### Records for this exercise
>> START

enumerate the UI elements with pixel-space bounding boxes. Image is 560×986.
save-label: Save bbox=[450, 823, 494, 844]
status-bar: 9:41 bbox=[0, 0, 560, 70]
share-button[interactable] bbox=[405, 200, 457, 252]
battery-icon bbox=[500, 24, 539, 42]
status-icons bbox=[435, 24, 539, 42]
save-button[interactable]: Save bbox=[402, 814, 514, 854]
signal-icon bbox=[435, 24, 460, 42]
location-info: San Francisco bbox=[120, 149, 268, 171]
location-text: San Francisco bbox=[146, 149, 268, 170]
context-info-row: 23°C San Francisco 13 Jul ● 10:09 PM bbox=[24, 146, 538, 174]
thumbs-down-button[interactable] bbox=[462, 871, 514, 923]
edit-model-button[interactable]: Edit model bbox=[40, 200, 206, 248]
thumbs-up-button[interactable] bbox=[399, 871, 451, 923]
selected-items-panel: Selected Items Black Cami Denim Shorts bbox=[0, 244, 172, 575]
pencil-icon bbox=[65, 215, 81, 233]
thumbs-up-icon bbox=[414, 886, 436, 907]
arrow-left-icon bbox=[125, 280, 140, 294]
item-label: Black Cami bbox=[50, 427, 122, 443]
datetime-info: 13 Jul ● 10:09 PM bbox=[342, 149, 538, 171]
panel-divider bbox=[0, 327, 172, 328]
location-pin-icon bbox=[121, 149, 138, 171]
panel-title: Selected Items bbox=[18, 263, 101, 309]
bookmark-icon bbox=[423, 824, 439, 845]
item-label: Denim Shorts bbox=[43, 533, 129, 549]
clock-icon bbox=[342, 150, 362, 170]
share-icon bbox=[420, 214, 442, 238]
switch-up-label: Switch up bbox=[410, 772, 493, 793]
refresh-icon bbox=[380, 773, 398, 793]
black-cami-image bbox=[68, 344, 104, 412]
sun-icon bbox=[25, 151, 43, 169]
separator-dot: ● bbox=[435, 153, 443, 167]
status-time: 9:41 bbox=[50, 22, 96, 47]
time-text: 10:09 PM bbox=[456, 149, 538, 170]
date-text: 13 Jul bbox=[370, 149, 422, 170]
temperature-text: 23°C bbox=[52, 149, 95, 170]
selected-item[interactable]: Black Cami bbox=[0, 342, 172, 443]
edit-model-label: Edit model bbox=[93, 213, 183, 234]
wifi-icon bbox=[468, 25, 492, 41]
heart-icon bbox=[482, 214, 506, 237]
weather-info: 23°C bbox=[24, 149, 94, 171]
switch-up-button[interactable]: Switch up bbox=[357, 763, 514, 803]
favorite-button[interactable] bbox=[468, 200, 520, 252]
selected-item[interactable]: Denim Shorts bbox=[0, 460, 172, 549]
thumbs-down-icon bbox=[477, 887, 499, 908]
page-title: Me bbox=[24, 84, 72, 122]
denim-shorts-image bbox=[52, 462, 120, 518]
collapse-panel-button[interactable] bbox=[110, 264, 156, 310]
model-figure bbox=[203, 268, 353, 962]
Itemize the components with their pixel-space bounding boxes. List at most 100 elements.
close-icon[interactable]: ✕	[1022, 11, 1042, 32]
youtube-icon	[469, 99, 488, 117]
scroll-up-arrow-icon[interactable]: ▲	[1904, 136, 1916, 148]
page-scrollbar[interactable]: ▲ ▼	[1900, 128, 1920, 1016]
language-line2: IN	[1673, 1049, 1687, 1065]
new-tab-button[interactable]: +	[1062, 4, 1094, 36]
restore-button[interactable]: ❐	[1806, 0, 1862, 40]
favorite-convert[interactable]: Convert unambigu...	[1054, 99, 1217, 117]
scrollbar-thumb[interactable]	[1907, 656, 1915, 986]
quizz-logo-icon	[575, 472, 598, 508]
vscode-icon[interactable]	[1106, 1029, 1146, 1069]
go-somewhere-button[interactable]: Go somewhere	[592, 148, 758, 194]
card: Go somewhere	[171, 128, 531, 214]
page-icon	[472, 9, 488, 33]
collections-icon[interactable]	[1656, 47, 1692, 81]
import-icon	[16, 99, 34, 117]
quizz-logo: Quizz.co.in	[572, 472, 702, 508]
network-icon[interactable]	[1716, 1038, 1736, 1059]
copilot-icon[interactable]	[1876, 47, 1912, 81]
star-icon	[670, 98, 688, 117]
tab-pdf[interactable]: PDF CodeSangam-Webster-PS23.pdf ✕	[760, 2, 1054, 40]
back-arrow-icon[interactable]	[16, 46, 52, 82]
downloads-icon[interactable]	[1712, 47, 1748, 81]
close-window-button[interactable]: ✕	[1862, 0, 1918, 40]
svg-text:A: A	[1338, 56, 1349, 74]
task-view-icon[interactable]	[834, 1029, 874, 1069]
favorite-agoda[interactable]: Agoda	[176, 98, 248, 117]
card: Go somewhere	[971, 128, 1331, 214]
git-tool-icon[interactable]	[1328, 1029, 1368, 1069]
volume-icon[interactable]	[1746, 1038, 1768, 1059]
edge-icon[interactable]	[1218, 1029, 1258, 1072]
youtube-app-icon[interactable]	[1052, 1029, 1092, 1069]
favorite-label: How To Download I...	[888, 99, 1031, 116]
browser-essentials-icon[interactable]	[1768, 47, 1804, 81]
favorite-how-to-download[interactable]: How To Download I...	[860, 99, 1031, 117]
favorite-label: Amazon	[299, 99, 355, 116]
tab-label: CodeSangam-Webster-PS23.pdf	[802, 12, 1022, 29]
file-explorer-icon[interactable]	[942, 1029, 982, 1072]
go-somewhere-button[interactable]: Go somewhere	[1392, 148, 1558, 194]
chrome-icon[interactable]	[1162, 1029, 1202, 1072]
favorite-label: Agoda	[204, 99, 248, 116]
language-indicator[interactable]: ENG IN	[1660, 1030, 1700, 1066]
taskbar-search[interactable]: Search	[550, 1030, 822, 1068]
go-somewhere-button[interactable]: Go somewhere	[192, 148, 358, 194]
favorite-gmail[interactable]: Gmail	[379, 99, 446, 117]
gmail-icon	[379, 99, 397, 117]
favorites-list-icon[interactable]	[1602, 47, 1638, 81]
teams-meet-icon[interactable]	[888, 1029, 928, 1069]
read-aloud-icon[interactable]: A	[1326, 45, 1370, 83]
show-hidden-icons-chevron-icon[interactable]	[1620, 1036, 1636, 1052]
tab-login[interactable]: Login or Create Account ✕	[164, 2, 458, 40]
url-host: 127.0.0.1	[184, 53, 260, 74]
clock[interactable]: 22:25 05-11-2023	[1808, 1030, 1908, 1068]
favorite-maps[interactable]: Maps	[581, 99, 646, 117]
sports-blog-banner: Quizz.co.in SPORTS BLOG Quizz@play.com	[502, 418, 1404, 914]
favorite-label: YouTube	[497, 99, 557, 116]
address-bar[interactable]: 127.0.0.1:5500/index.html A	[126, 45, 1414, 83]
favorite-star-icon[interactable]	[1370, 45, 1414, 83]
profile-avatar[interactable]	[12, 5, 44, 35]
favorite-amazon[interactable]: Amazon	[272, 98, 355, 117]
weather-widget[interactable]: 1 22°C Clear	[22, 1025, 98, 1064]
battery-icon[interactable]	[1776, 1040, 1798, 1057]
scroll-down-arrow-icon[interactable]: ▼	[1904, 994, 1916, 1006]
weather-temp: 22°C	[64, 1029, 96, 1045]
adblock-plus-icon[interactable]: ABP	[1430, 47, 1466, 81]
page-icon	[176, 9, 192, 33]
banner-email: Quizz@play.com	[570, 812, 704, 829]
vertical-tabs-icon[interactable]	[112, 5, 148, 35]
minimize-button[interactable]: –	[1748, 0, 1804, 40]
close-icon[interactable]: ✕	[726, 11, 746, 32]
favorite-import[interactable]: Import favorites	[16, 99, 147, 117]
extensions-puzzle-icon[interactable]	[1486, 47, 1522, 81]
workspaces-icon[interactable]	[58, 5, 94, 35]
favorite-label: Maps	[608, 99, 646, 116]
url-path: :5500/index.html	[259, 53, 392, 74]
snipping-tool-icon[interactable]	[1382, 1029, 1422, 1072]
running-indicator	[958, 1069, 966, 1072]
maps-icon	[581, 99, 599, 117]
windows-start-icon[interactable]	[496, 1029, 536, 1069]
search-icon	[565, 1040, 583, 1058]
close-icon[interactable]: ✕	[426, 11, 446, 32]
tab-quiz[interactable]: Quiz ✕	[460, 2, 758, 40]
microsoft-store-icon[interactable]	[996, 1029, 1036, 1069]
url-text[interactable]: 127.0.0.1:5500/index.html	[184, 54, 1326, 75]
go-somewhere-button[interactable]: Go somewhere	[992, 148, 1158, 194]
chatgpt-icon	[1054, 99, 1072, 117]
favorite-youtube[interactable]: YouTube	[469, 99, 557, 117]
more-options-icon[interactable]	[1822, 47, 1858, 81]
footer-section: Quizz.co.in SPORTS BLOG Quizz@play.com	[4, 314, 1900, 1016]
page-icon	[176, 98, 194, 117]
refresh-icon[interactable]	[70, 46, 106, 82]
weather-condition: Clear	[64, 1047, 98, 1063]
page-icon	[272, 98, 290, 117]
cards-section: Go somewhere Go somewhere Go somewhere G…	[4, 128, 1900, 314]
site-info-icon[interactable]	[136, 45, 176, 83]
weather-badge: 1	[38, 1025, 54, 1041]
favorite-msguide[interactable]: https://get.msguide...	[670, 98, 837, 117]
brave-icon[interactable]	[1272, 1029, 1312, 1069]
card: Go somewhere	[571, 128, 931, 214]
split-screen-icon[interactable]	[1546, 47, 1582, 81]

>> END

Return verbatim every line from the start of the records through the line containing "share-icon bbox=[420, 214, 442, 238]", including that line.

### The answer
enumerate the UI elements with pixel-space bounding boxes. Image is 560×986.
save-label: Save bbox=[450, 823, 494, 844]
status-bar: 9:41 bbox=[0, 0, 560, 70]
share-button[interactable] bbox=[405, 200, 457, 252]
battery-icon bbox=[500, 24, 539, 42]
status-icons bbox=[435, 24, 539, 42]
save-button[interactable]: Save bbox=[402, 814, 514, 854]
signal-icon bbox=[435, 24, 460, 42]
location-info: San Francisco bbox=[120, 149, 268, 171]
location-text: San Francisco bbox=[146, 149, 268, 170]
context-info-row: 23°C San Francisco 13 Jul ● 10:09 PM bbox=[24, 146, 538, 174]
thumbs-down-button[interactable] bbox=[462, 871, 514, 923]
edit-model-button[interactable]: Edit model bbox=[40, 200, 206, 248]
thumbs-up-button[interactable] bbox=[399, 871, 451, 923]
selected-items-panel: Selected Items Black Cami Denim Shorts bbox=[0, 244, 172, 575]
pencil-icon bbox=[65, 215, 81, 233]
thumbs-up-icon bbox=[414, 886, 436, 907]
arrow-left-icon bbox=[125, 280, 140, 294]
item-label: Black Cami bbox=[50, 427, 122, 443]
datetime-info: 13 Jul ● 10:09 PM bbox=[342, 149, 538, 171]
panel-divider bbox=[0, 327, 172, 328]
location-pin-icon bbox=[121, 149, 138, 171]
panel-title: Selected Items bbox=[18, 263, 101, 309]
bookmark-icon bbox=[423, 824, 439, 845]
item-label: Denim Shorts bbox=[43, 533, 129, 549]
clock-icon bbox=[342, 150, 362, 170]
share-icon bbox=[420, 214, 442, 238]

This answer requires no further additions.